• _Directions for this task_: Reproduce the entries from the line with "status-icons: ⏰ ▯" up to and including the line with "chevron-right-icon: › — [405, 292, 413, 314]", keeping every line unchanged.

Stored items
%%

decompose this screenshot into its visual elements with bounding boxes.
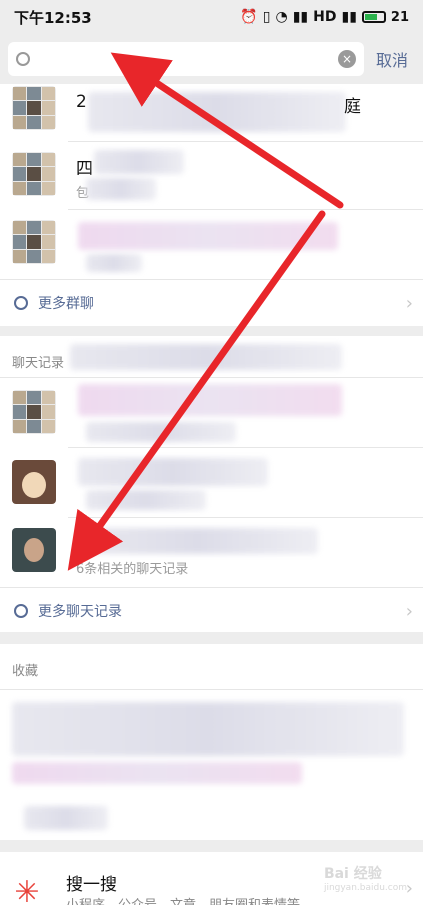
status-icons: ⏰ ▯ ◔ ▮▮ HD ▮▮ 21 — [240, 9, 409, 25]
redacted-text — [12, 762, 302, 784]
list-item[interactable] — [0, 378, 423, 448]
battery-level: 21 — [390, 9, 409, 25]
status-bar: 下午12:53 ⏰ ▯ ◔ ▮▮ HD ▮▮ 21 — [0, 0, 423, 34]
more-groups-button[interactable]: 更多群聊 › — [0, 280, 423, 326]
signal-icon-2: ▮▮ — [341, 9, 357, 25]
cancel-button[interactable]: 取消 — [376, 47, 408, 71]
redacted-text — [78, 222, 338, 250]
redacted-text — [78, 458, 268, 486]
avatar — [12, 86, 56, 130]
row-title: 2 — [76, 92, 87, 112]
search-bar: × 取消 — [0, 34, 423, 84]
alarm-icon: ⏰ — [240, 9, 258, 25]
avatar-face — [22, 472, 46, 498]
avatar — [12, 220, 56, 264]
avatar — [12, 152, 56, 196]
battery-icon — [361, 11, 386, 23]
more-chat-records-label: 更多聊天记录 — [38, 604, 122, 620]
section-header: 聊天记录 — [12, 356, 65, 371]
list-item[interactable] — [0, 210, 423, 280]
clear-icon[interactable]: × — [338, 50, 356, 68]
search-icon — [14, 296, 28, 310]
search-icon — [16, 52, 30, 66]
redacted-text — [86, 254, 142, 272]
list-item[interactable]: 6条相关的聊天记录 — [0, 518, 423, 588]
list-item[interactable]: 四 包 — [0, 142, 423, 212]
redacted-text — [12, 702, 404, 756]
more-chat-records-button[interactable]: 更多聊天记录 › — [0, 588, 423, 634]
redacted-text — [94, 150, 184, 174]
watermark-url: jingyan.baidu.com — [323, 883, 407, 893]
more-groups-label: 更多群聊 — [38, 296, 94, 312]
search-icon — [14, 604, 28, 618]
favorites-section: 收藏 — [0, 644, 423, 840]
watermark: Bai 经验 jingyan.baidu.com — [324, 863, 407, 893]
search-input[interactable] — [38, 44, 338, 74]
section-header: 收藏 — [12, 664, 39, 679]
signal-icon: ▮▮ — [292, 9, 309, 25]
chevron-right-icon: › — [405, 600, 413, 622]
hd-icon: HD — [313, 9, 337, 25]
avatar — [12, 528, 56, 572]
chat-records-section: 聊天记录 6条相关的聊天记录 更多聊天记录 › — [0, 336, 423, 632]
chevron-right-icon: › — [405, 292, 413, 314]
search-box[interactable]: × — [8, 42, 364, 76]
avatar — [12, 390, 56, 434]
redacted-text — [86, 422, 236, 442]
sousou-subtitle: 小程序、公众号、文章、朋友圈和表情等 — [66, 894, 300, 905]
redacted-text — [70, 344, 342, 370]
redacted-text — [78, 528, 318, 554]
groups-section: 2 庭 四 包 更多群聊 › — [0, 84, 423, 326]
redacted-text — [88, 92, 346, 132]
status-time: 下午12:53 — [14, 8, 92, 27]
avatar-face — [24, 538, 44, 562]
list-item[interactable] — [0, 448, 423, 518]
sousou-title: 搜一搜 — [66, 875, 117, 895]
sousou-icon: ✳ — [14, 875, 40, 905]
redacted-text — [24, 806, 108, 830]
redacted-text — [78, 384, 342, 416]
vibrate-icon: ▯ — [262, 9, 271, 25]
redacted-text — [86, 178, 156, 200]
divider — [0, 689, 423, 690]
row-title: 四 — [76, 159, 93, 179]
row-title-tail: 庭 — [344, 97, 361, 117]
wifi-icon: ◔ — [275, 9, 288, 25]
redacted-text — [86, 490, 206, 510]
avatar — [12, 460, 56, 504]
watermark-brand: Bai 经验 — [323, 866, 382, 882]
row-subtitle: 6条相关的聊天记录 — [76, 562, 189, 577]
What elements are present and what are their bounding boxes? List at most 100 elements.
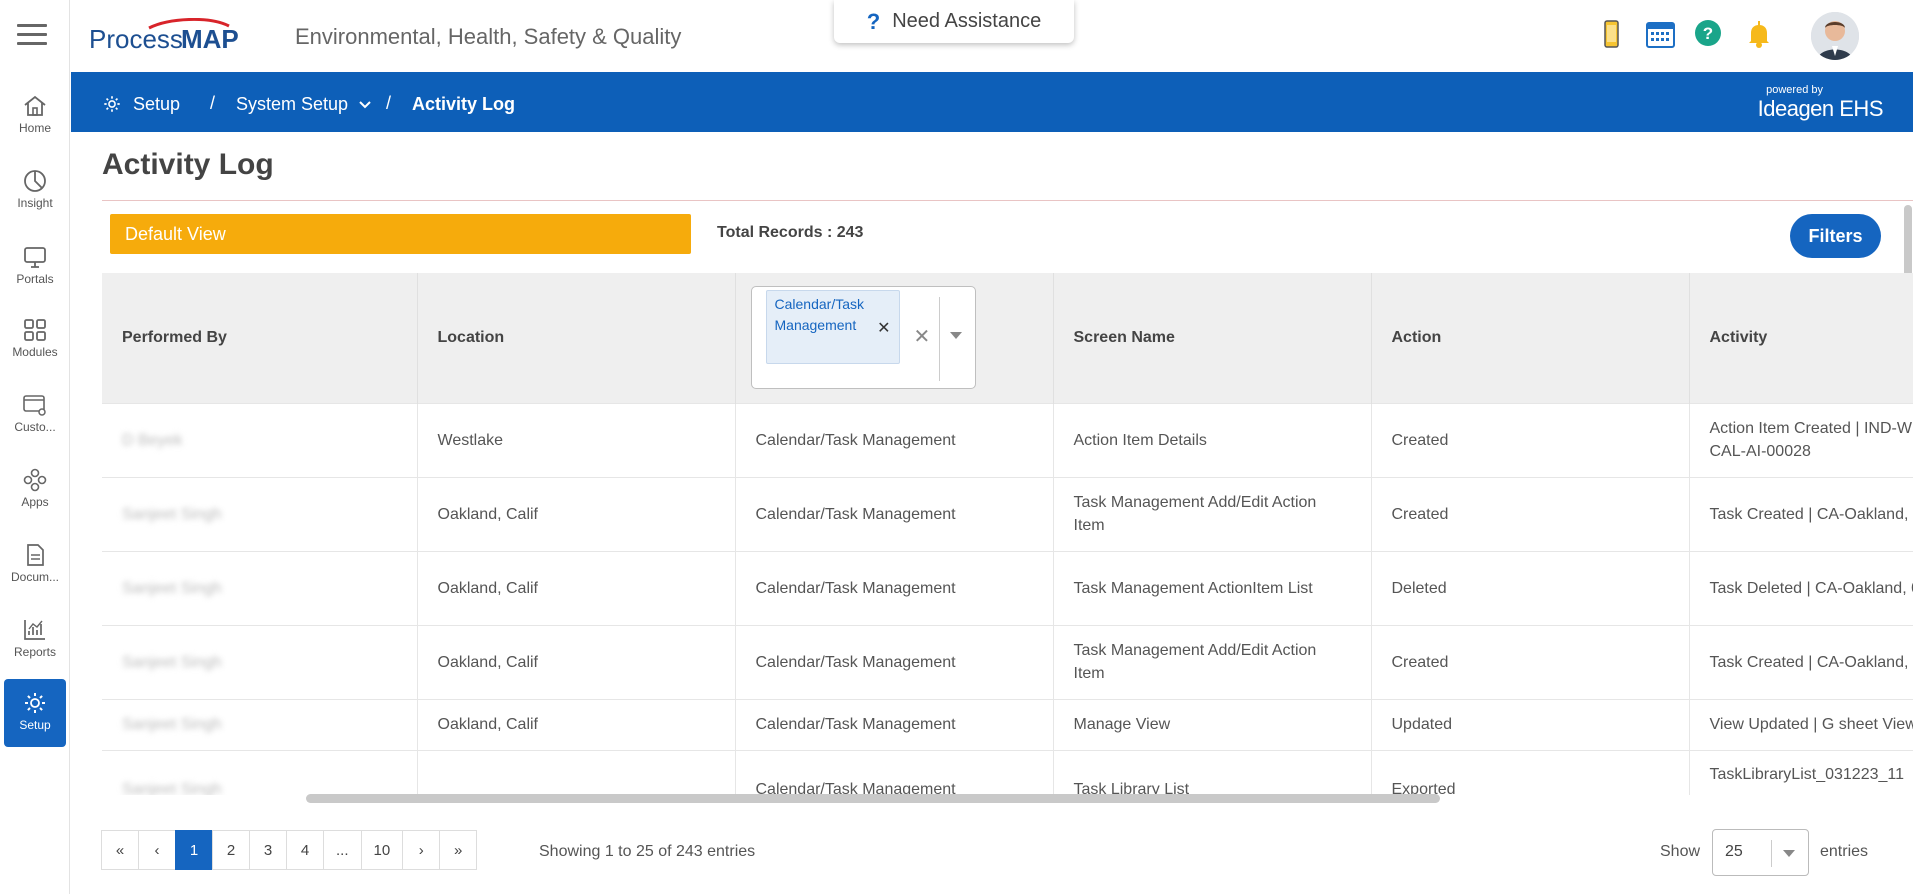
- entries-label: entries: [1820, 843, 1869, 860]
- insight-icon: [24, 170, 46, 192]
- portals-icon: [24, 247, 46, 268]
- app-title: Environmental, Health, Safety & Quality: [295, 24, 682, 49]
- cell-activity: TaskLibraryList_031223_11: [1689, 749, 1913, 795]
- sidebar-item-label: Setup: [19, 718, 51, 732]
- page-button-3[interactable]: 3: [249, 830, 287, 870]
- cell-action: Deleted: [1371, 550, 1690, 625]
- page-button-4[interactable]: 4: [286, 830, 324, 870]
- cell-activity: Task Deleted | CA-Oakland, 00116: [1689, 550, 1913, 625]
- cell-activity: Task Created | CA-Oakland, 00117: [1689, 476, 1913, 551]
- sidebar-item-reports[interactable]: Reports: [4, 606, 66, 674]
- page-ellipsis: ...: [323, 830, 362, 870]
- sidebar-item-modules[interactable]: Modules: [4, 306, 66, 374]
- chip-remove-icon[interactable]: ✕: [877, 318, 890, 339]
- cell-module: Calendar/Task Management: [735, 698, 1054, 750]
- sidebar-item-custom[interactable]: Custo...: [4, 381, 66, 449]
- sidebar-item-home[interactable]: Home: [4, 82, 66, 150]
- help-icon[interactable]: ?: [1693, 18, 1725, 50]
- cell-activity: View Updated | G sheet View: [1689, 698, 1913, 750]
- pagination: « ‹ 1 2 3 4 ... 10 › »: [101, 830, 478, 870]
- page-button-10[interactable]: 10: [360, 830, 404, 870]
- cell-location: Westlake: [417, 402, 736, 477]
- sidebar-item-insight[interactable]: Insight: [4, 157, 66, 225]
- default-view-selector[interactable]: Default View: [110, 214, 691, 254]
- ideagen-ehs-logo: Ideagen EHS: [1757, 96, 1884, 121]
- breadcrumb-system-setup[interactable]: System Setup: [236, 94, 348, 115]
- cell-performed-by: Sanjeet Singh: [102, 624, 418, 699]
- gear-icon: [25, 693, 45, 713]
- table-row[interactable]: Sanjeet Singh Oakland, Calif Calendar/Ta…: [102, 698, 1913, 750]
- sidebar-item-label: Apps: [21, 495, 49, 509]
- table-row[interactable]: Sanjeet Singh Oakland, Calif Calendar/Ta…: [102, 476, 1913, 551]
- page-prev-button[interactable]: ‹: [138, 830, 176, 870]
- sidebar-item-label: Insight: [17, 196, 53, 210]
- left-sidebar: Home Insight Portals Modules Custo... Ap…: [0, 0, 70, 894]
- sidebar-item-label: Custo...: [14, 420, 56, 434]
- cell-screen-name: Manage View: [1053, 698, 1372, 750]
- cell-action: Exported: [1371, 749, 1690, 795]
- cell-location: [417, 749, 736, 795]
- page-size-select[interactable]: 25: [1712, 829, 1809, 876]
- cell-performed-by: Sanjeet Singh: [102, 749, 418, 795]
- cell-location: Oakland, Calif: [417, 550, 736, 625]
- powered-by-label: powered by: [1766, 84, 1823, 96]
- page-button-1[interactable]: 1: [175, 830, 213, 870]
- horizontal-scrollbar[interactable]: [306, 794, 1440, 803]
- processmap-logo[interactable]: Process MAP: [89, 18, 249, 54]
- column-header-module-filter: Calendar/Task Management ✕ ✕: [735, 273, 1054, 403]
- caret-down-icon: [1783, 850, 1795, 857]
- sidebar-item-documents[interactable]: Docum...: [4, 531, 66, 599]
- modules-icon: [24, 319, 46, 341]
- cell-performed-by: D Beyek: [102, 402, 418, 477]
- calendar-icon[interactable]: [1644, 18, 1676, 50]
- sidebar-item-label: Home: [18, 121, 51, 135]
- page-first-button[interactable]: «: [101, 830, 139, 870]
- user-avatar[interactable]: [1811, 12, 1859, 60]
- cell-screen-name: Task Library List: [1053, 749, 1372, 795]
- show-label: Show: [1660, 843, 1701, 860]
- clear-filter-icon[interactable]: ✕: [914, 324, 931, 349]
- page-button-2[interactable]: 2: [212, 830, 250, 870]
- table-header-row: Performed By Location Calendar/Task Mana…: [102, 273, 1913, 403]
- column-header-location[interactable]: Location: [417, 273, 736, 403]
- mobile-phone-icon[interactable]: [1595, 18, 1627, 50]
- cell-module: Calendar/Task Management: [735, 476, 1054, 551]
- cell-screen-name: Task Management ActionItem List: [1053, 550, 1372, 625]
- cell-performed-by: Sanjeet Singh: [102, 698, 418, 750]
- table-row[interactable]: Sanjeet Singh Oakland, Calif Calendar/Ta…: [102, 550, 1913, 625]
- table-row[interactable]: D Beyek Westlake Calendar/Task Managemen…: [102, 402, 1913, 477]
- breadcrumb-current: Activity Log: [412, 94, 516, 114]
- column-header-performed-by[interactable]: Performed By: [102, 273, 418, 403]
- cell-activity: Task Created | CA-Oakland, 00116: [1689, 624, 1913, 699]
- page-last-button[interactable]: »: [439, 830, 478, 870]
- need-assistance-button[interactable]: ? Need Assistance: [834, 0, 1074, 43]
- cell-location: Oakland, Calif: [417, 624, 736, 699]
- document-icon: [27, 544, 44, 566]
- cell-activity: Action Item Created | IND-W 2023-CAL-AI-…: [1689, 402, 1913, 477]
- chevron-down-icon[interactable]: [358, 98, 372, 116]
- top-header: Process MAP Environmental, Health, Safet…: [71, 0, 1913, 72]
- column-header-screen-name[interactable]: Screen Name: [1053, 273, 1372, 403]
- hamburger-menu-icon[interactable]: [17, 24, 47, 46]
- cell-module: Calendar/Task Management: [735, 624, 1054, 699]
- powered-by-ideagen: powered by Ideagen EHS: [1757, 84, 1884, 122]
- filters-button[interactable]: Filters: [1790, 214, 1881, 258]
- cell-screen-name: Task Management Add/Edit Action Item: [1053, 476, 1372, 551]
- caret-down-icon[interactable]: [949, 332, 962, 340]
- reports-icon: [24, 620, 45, 640]
- bell-icon[interactable]: [1743, 18, 1775, 50]
- column-header-action[interactable]: Action: [1371, 273, 1690, 403]
- sidebar-item-setup[interactable]: Setup: [4, 679, 66, 747]
- svg-text:MAP: MAP: [181, 24, 239, 54]
- apps-icon: [23, 468, 47, 492]
- sidebar-item-apps[interactable]: Apps: [4, 456, 66, 524]
- module-filter-select[interactable]: Calendar/Task Management ✕ ✕: [750, 286, 976, 390]
- breadcrumb-setup[interactable]: Setup: [133, 94, 180, 115]
- home-icon: [24, 95, 46, 116]
- page-next-button[interactable]: ›: [402, 830, 441, 870]
- table-row[interactable]: Sanjeet Singh Calendar/Task Management T…: [102, 749, 1913, 795]
- column-header-activity[interactable]: Activity: [1689, 273, 1913, 403]
- cell-performed-by: Sanjeet Singh: [102, 550, 418, 625]
- sidebar-item-portals[interactable]: Portals: [4, 233, 66, 301]
- table-row[interactable]: Sanjeet Singh Oakland, Calif Calendar/Ta…: [102, 624, 1913, 699]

%%

• _Output of the task_:
status-icons: ⏰ ▯ ◔ ▮▮ HD ▮▮ 21 — [240, 9, 409, 25]
redacted-text — [12, 762, 302, 784]
list-item[interactable] — [0, 378, 423, 448]
battery-level: 21 — [390, 9, 409, 25]
status-bar: 下午12:53 ⏰ ▯ ◔ ▮▮ HD ▮▮ 21 — [0, 0, 423, 34]
more-groups-button[interactable]: 更多群聊 › — [0, 280, 423, 326]
signal-icon-2: ▮▮ — [341, 9, 357, 25]
cancel-button[interactable]: 取消 — [376, 47, 408, 71]
redacted-text — [78, 222, 338, 250]
redacted-text — [78, 458, 268, 486]
avatar — [12, 86, 56, 130]
row-title: 2 — [76, 92, 87, 112]
search-bar: × 取消 — [0, 34, 423, 84]
alarm-icon: ⏰ — [240, 9, 258, 25]
avatar-face — [22, 472, 46, 498]
avatar — [12, 220, 56, 264]
avatar — [12, 152, 56, 196]
battery-icon — [361, 11, 386, 23]
more-chat-records-label: 更多聊天记录 — [38, 604, 122, 620]
section-header: 聊天记录 — [12, 356, 65, 371]
list-item[interactable] — [0, 210, 423, 280]
clear-icon[interactable]: × — [338, 50, 356, 68]
search-icon — [14, 296, 28, 310]
search-icon — [16, 52, 30, 66]
redacted-text — [86, 254, 142, 272]
list-item[interactable]: 6条相关的聊天记录 — [0, 518, 423, 588]
list-item[interactable]: 四 包 — [0, 142, 423, 212]
redacted-text — [12, 702, 404, 756]
more-chat-records-button[interactable]: 更多聊天记录 › — [0, 588, 423, 634]
redacted-text — [94, 150, 184, 174]
watermark-url: jingyan.baidu.com — [323, 883, 407, 893]
more-groups-label: 更多群聊 — [38, 296, 94, 312]
search-icon — [14, 604, 28, 618]
favorites-section: 收藏 — [0, 644, 423, 840]
watermark: Bai 经验 jingyan.baidu.com — [324, 863, 407, 893]
search-input[interactable] — [38, 44, 338, 74]
section-header: 收藏 — [12, 664, 39, 679]
signal-icon: ▮▮ — [292, 9, 309, 25]
chevron-right-icon: › — [405, 600, 413, 622]
hd-icon: HD — [313, 9, 337, 25]
avatar — [12, 528, 56, 572]
chat-records-section: 聊天记录 6条相关的聊天记录 更多聊天记录 › — [0, 336, 423, 632]
chevron-right-icon: › — [405, 292, 413, 314]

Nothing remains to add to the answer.